* Requirement:
Scan the entries below. List each line with "JSON".

Dataset entries:
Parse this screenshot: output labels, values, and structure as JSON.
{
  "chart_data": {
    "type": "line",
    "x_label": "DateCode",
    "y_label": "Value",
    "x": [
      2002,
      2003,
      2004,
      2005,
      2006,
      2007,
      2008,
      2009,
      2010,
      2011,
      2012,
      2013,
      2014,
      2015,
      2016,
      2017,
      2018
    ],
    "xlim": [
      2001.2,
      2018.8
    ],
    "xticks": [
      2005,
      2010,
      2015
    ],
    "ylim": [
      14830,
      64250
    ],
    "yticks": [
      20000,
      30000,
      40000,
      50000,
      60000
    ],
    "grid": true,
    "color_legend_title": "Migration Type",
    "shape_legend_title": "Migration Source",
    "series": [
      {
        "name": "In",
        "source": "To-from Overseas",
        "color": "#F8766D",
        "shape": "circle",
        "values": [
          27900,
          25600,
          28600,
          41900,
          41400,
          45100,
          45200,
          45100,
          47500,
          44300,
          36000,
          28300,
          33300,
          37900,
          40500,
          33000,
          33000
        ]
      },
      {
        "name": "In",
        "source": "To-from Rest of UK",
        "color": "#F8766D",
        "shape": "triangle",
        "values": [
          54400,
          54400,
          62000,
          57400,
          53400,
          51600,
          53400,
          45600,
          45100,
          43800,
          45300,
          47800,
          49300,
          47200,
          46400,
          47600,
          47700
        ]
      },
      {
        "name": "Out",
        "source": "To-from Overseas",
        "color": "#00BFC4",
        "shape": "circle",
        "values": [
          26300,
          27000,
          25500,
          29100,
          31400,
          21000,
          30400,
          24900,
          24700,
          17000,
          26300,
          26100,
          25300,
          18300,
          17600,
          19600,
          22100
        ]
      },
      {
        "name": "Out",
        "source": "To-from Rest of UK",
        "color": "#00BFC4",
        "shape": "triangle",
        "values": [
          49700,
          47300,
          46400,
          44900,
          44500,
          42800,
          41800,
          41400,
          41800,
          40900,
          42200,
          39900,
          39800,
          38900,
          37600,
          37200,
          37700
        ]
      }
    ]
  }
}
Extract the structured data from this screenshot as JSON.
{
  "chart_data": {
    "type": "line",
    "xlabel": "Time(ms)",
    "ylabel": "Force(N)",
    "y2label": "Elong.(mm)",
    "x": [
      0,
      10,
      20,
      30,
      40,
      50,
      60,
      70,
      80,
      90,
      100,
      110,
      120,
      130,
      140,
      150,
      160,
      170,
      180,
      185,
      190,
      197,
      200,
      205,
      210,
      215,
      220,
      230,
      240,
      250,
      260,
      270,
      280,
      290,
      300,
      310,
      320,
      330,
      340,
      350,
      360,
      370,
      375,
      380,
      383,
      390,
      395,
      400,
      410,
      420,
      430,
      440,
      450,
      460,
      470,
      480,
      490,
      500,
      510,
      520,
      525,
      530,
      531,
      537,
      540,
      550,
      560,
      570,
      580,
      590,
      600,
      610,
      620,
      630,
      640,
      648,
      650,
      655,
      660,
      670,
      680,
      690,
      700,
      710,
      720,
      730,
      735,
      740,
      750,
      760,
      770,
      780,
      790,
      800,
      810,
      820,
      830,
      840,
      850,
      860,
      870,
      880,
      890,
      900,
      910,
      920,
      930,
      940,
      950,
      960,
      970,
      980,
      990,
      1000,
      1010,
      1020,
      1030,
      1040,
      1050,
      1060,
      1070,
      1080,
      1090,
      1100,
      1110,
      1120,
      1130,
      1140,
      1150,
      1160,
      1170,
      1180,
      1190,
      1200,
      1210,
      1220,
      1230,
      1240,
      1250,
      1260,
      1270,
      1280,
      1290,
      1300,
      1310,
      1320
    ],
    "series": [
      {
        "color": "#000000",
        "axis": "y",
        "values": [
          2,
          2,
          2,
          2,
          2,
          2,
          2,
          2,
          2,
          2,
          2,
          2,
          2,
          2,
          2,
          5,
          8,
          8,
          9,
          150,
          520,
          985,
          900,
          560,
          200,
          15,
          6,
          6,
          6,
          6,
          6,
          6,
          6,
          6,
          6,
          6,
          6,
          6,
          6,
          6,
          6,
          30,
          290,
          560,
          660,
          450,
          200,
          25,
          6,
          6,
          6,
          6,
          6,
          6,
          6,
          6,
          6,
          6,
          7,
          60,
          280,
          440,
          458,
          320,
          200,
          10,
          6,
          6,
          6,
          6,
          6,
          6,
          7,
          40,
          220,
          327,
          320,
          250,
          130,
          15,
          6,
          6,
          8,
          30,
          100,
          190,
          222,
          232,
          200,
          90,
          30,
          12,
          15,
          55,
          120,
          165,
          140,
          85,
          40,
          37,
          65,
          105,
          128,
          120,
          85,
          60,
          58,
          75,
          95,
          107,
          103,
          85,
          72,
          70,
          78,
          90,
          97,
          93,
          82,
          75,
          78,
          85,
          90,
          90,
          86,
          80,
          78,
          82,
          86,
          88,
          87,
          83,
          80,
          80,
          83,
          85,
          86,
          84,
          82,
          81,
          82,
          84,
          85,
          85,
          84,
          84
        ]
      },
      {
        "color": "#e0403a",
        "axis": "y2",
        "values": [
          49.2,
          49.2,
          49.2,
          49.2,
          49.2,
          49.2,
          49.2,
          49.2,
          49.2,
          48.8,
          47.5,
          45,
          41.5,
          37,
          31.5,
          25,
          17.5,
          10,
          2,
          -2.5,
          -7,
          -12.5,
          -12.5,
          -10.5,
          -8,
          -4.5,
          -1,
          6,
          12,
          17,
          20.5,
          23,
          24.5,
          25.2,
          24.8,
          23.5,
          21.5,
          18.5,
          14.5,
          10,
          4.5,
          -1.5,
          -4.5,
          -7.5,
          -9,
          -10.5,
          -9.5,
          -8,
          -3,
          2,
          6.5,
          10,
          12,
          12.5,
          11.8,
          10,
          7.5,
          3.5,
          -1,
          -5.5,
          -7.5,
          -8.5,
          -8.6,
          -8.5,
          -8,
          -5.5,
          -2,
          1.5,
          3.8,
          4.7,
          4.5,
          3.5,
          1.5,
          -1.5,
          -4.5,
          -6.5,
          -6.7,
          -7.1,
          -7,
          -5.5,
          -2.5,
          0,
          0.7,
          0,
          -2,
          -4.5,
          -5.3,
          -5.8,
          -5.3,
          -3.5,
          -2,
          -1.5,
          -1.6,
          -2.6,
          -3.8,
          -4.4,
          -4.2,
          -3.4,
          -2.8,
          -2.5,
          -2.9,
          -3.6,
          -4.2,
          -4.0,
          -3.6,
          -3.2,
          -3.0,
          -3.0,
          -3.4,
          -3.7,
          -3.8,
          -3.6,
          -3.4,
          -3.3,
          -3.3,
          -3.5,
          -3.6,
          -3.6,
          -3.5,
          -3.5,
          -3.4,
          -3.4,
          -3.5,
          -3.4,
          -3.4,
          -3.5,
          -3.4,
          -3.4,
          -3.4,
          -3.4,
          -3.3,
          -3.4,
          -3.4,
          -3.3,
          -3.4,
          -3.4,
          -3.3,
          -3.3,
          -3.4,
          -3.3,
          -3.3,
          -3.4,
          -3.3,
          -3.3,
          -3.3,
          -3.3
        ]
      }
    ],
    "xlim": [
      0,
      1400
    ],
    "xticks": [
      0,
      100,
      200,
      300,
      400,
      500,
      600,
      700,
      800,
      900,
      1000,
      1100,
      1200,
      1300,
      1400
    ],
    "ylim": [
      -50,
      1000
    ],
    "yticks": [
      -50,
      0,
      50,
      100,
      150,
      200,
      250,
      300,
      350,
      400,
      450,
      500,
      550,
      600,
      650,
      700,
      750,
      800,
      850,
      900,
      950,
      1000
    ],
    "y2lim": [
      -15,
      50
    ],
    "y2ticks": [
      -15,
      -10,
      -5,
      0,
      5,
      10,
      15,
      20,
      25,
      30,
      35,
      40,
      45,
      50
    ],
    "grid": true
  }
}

* Response to this task:
Parse this screenshot: output labels, values, and structure as JSON.
Extract the structured data from this screenshot as JSON.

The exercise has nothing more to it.